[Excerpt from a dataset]

** START **

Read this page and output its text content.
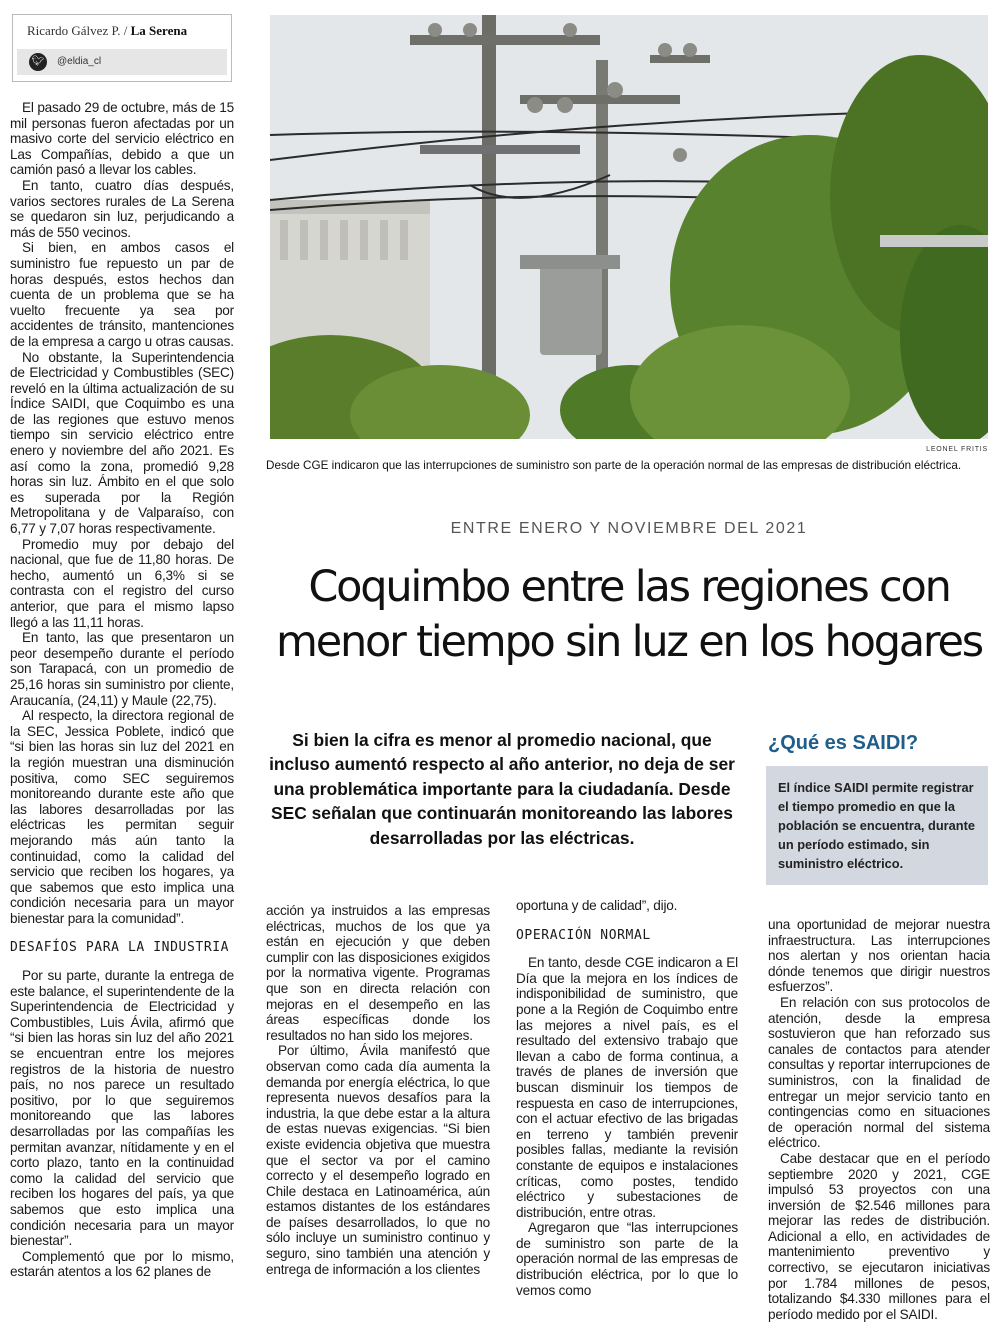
Ricardo Gálvez P. / La Serena
🐦︎ @eldia_cl
LEONEL FRITIS
Desde CGE indicaron que las interrupciones de suministro son parte de la operación normal de las empresas de distribución eléctrica.
ENTRE ENERO Y NOVIEMBRE DEL 2021
Coquimbo entre las regiones con
menor tiempo sin luz en los hogares
Si bien la cifra es menor al promedio nacional, que incluso aumentó respecto al año anterior, no deja de ser una problemática importante para la ciudadanía. Desde SEC señalan que continuarán monitoreando las labores desarrolladas por las eléctricas.
¿Qué es SAIDI?
El índice SAIDI permite registrar el tiempo promedio en que la población se encuentra, durante un período estimado, sin suministro eléctrico.

El pasado 29 de octubre, más de 15 mil personas fueron afectadas por un masivo corte del servicio eléctrico en Las Compañías, debido a que un camión pasó a llevar los cables.

En tanto, cuatro días después, varios sectores rurales de La Serena se quedaron sin luz, perjudicando a más de 550 vecinos.

Si bien, en ambos casos el suministro fue repuesto un par de horas después, estos hechos dan cuenta de un problema que se ha vuelto frecuente ya sea por accidentes de tránsito, mantenciones de la empresa a cargo u otras causas.

No obstante, la Superintendencia de Electricidad y Combustibles (SEC) reveló en la última actualización de su Índice SAIDI, que Coquimbo es una de las regiones que estuvo menos tiempo sin servicio eléctrico entre enero y noviembre del año 2021. Es así como la zona, promedió 9,28 horas sin luz. Ámbito en el que solo es superada por la Región Metropolitana y de Valparaíso, con 6,77 y 7,07 horas respectivamente.

Promedio muy por debajo del nacional, que fue de 11,80 horas. De hecho, aumentó un 6,3% si se contrasta con el registro del curso anterior, que para el mismo lapso llegó a las 11,11 horas.

En tanto, las que presentaron un peor desempeño durante el período son Tarapacá, con un promedio de 25,16 horas sin suministro por cliente, Araucanía, (24,11) y Maule (22,75).

Al respecto, la directora regional de la SEC, Jessica Poblete, indicó que “si bien las horas sin luz del 2021 en la región muestran una disminución positiva, como SEC seguiremos monitoreando durante este año que las labores desarrolladas por las eléctricas les permitan seguir mejorando más aún tanto la continuidad, como la calidad del servicio que reciben los hogares, ya que sabemos que esto implica una condición necesaria para un mayor bienestar para la comunidad”.

DESAFÍOS PARA LA INDUSTRIA

Por su parte, durante la entrega de este balance, el superintendente de la Superintendencia de Electricidad y Combustibles, Luis Ávila, afirmó que “si bien las horas sin luz del año 2021 se encuentran entre los mejores registros de la historia de nuestro país, no nos parece un resultado positivo, por lo que seguiremos monitoreando que las labores desarrolladas por las compañías les permitan avanzar, nítidamente y en el corto plazo, tanto en la continuidad como la calidad del servicio que reciben los hogares del país, ya que sabemos que esto implica una condición necesaria para un mayor bienestar”.

Complementó que por lo mismo, estarán atentos a los 62 planes de

acción ya instruidos a las empresas eléctricas, muchos de los que ya están en ejecución y que deben cumplir con las disposiciones exigidos por la normativa vigente. Programas que son en directa relación con mejoras en el desempeño en las áreas específicas donde los resultados no han sido los mejores.

Por último, Ávila manifestó que observan como cada día aumenta la demanda por energía eléctrica, lo que representa nuevos desafíos para la industria, la que debe estar a la altura de estas nuevas exigencias. “Si bien existe evidencia objetiva que muestra que el sector va por el camino correcto y el desempeño logrado en Chile destaca en Latinoamérica, aún estamos distantes de los estándares de países desarrollados, lo que no sólo incluye un suministro continuo y seguro, sino también una atención y entrega de información a los clientes

oportuna y de calidad”, dijo.

OPERACIÓN NORMAL

En tanto, desde CGE indicaron a El Día que la mejora en los índices de indisponibilidad de suministro, que pone a la Región de Coquimbo entre las mejores a nivel país, es el resultado del extensivo trabajo que llevan a cabo de forma continua, a través de planes de inversión que buscan disminuir los tiempos de respuesta en caso de interrupciones, con el actuar efectivo de las brigadas en terreno y también prevenir posibles fallas, mediante la revisión constante de equipos e instalaciones críticas, como postes, tendido eléctrico y subestaciones de distribución, entre otras.

Agregaron que “las interrupciones de suministro son parte de la operación normal de las empresas de distribución eléctrica, por lo que lo vemos como

una oportunidad de mejorar nuestra infraestructura. Las interrupciones nos alertan y nos orientan hacia dónde tenemos que dirigir nuestros esfuerzos”.

En relación con sus protocolos de atención, desde la empresa sostuvieron que han reforzado sus canales de contactos para atender consultas y reportar interrupciones de suministros, con la finalidad de entregar un mejor servicio tanto en contingencias como en situaciones de operación normal del sistema eléctrico.

Cabe destacar que en el período septiembre 2020 y 2021, CGE impulsó 53 proyectos con una inversión de $2.546 millones para mejorar las redes de distribución. Adicional a ello, en actividades de mantenimiento preventivo y correctivo, se ejecutaron iniciativas por 1.784 millones de pesos, totalizando $4.330 millones para el período medido por el SAIDI.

** END **

> [AIM]:
Quote all of the entries word for word, omitting any pictures.

> [EXERCISE ANSWER]:
Read this page and output its text content.
Ricardo Gálvez P. / La Serena
🐦︎ @eldia_cl
LEONEL FRITIS
Desde CGE indicaron que las interrupciones de suministro son parte de la operación normal de las empresas de distribución eléctrica.
ENTRE ENERO Y NOVIEMBRE DEL 2021
Coquimbo entre las regiones con
menor tiempo sin luz en los hogares
Si bien la cifra es menor al promedio nacional, que incluso aumentó respecto al año anterior, no deja de ser una problemática importante para la ciudadanía. Desde SEC señalan que continuarán monitoreando las labores desarrolladas por las eléctricas.
¿Qué es SAIDI?
El índice SAIDI permite registrar el tiempo promedio en que la población se encuentra, durante un período estimado, sin suministro eléctrico.

El pasado 29 de octubre, más de 15 mil personas fueron afectadas por un masivo corte del servicio eléctrico en Las Compañías, debido a que un camión pasó a llevar los cables.

En tanto, cuatro días después, varios sectores rurales de La Serena se quedaron sin luz, perjudicando a más de 550 vecinos.

Si bien, en ambos casos el suministro fue repuesto un par de horas después, estos hechos dan cuenta de un problema que se ha vuelto frecuente ya sea por accidentes de tránsito, mantenciones de la empresa a cargo u otras causas.

No obstante, la Superintendencia de Electricidad y Combustibles (SEC) reveló en la última actualización de su Índice SAIDI, que Coquimbo es una de las regiones que estuvo menos tiempo sin servicio eléctrico entre enero y noviembre del año 2021. Es así como la zona, promedió 9,28 horas sin luz. Ámbito en el que solo es superada por la Región Metropolitana y de Valparaíso, con 6,77 y 7,07 horas respectivamente.

Promedio muy por debajo del nacional, que fue de 11,80 horas. De hecho, aumentó un 6,3% si se contrasta con el registro del curso anterior, que para el mismo lapso llegó a las 11,11 horas.

En tanto, las que presentaron un peor desempeño durante el período son Tarapacá, con un promedio de 25,16 horas sin suministro por cliente, Araucanía, (24,11) y Maule (22,75).

Al respecto, la directora regional de la SEC, Jessica Poblete, indicó que “si bien las horas sin luz del 2021 en la región muestran una disminución positiva, como SEC seguiremos monitoreando durante este año que las labores desarrolladas por las eléctricas les permitan seguir mejorando más aún tanto la continuidad, como la calidad del servicio que reciben los hogares, ya que sabemos que esto implica una condición necesaria para un mayor bienestar para la comunidad”.

DESAFÍOS PARA LA INDUSTRIA

Por su parte, durante la entrega de este balance, el superintendente de la Superintendencia de Electricidad y Combustibles, Luis Ávila, afirmó que “si bien las horas sin luz del año 2021 se encuentran entre los mejores registros de la historia de nuestro país, no nos parece un resultado positivo, por lo que seguiremos monitoreando que las labores desarrolladas por las compañías les permitan avanzar, nítidamente y en el corto plazo, tanto en la continuidad como la calidad del servicio que reciben los hogares del país, ya que sabemos que esto implica una condición necesaria para un mayor bienestar”.

Complementó que por lo mismo, estarán atentos a los 62 planes de

acción ya instruidos a las empresas eléctricas, muchos de los que ya están en ejecución y que deben cumplir con las disposiciones exigidos por la normativa vigente. Programas que son en directa relación con mejoras en el desempeño en las áreas específicas donde los resultados no han sido los mejores.

Por último, Ávila manifestó que observan como cada día aumenta la demanda por energía eléctrica, lo que representa nuevos desafíos para la industria, la que debe estar a la altura de estas nuevas exigencias. “Si bien existe evidencia objetiva que muestra que el sector va por el camino correcto y el desempeño logrado en Chile destaca en Latinoamérica, aún estamos distantes de los estándares de países desarrollados, lo que no sólo incluye un suministro continuo y seguro, sino también una atención y entrega de información a los clientes

oportuna y de calidad”, dijo.

OPERACIÓN NORMAL

En tanto, desde CGE indicaron a El Día que la mejora en los índices de indisponibilidad de suministro, que pone a la Región de Coquimbo entre las mejores a nivel país, es el resultado del extensivo trabajo que llevan a cabo de forma continua, a través de planes de inversión que buscan disminuir los tiempos de respuesta en caso de interrupciones, con el actuar efectivo de las brigadas en terreno y también prevenir posibles fallas, mediante la revisión constante de equipos e instalaciones críticas, como postes, tendido eléctrico y subestaciones de distribución, entre otras.

Agregaron que “las interrupciones de suministro son parte de la operación normal de las empresas de distribución eléctrica, por lo que lo vemos como

una oportunidad de mejorar nuestra infraestructura. Las interrupciones nos alertan y nos orientan hacia dónde tenemos que dirigir nuestros esfuerzos”.

En relación con sus protocolos de atención, desde la empresa sostuvieron que han reforzado sus canales de contactos para atender consultas y reportar interrupciones de suministros, con la finalidad de entregar un mejor servicio tanto en contingencias como en situaciones de operación normal del sistema eléctrico.

Cabe destacar que en el período septiembre 2020 y 2021, CGE impulsó 53 proyectos con una inversión de $2.546 millones para mejorar las redes de distribución. Adicional a ello, en actividades de mantenimiento preventivo y correctivo, se ejecutaron iniciativas por 1.784 millones de pesos, totalizando $4.330 millones para el período medido por el SAIDI.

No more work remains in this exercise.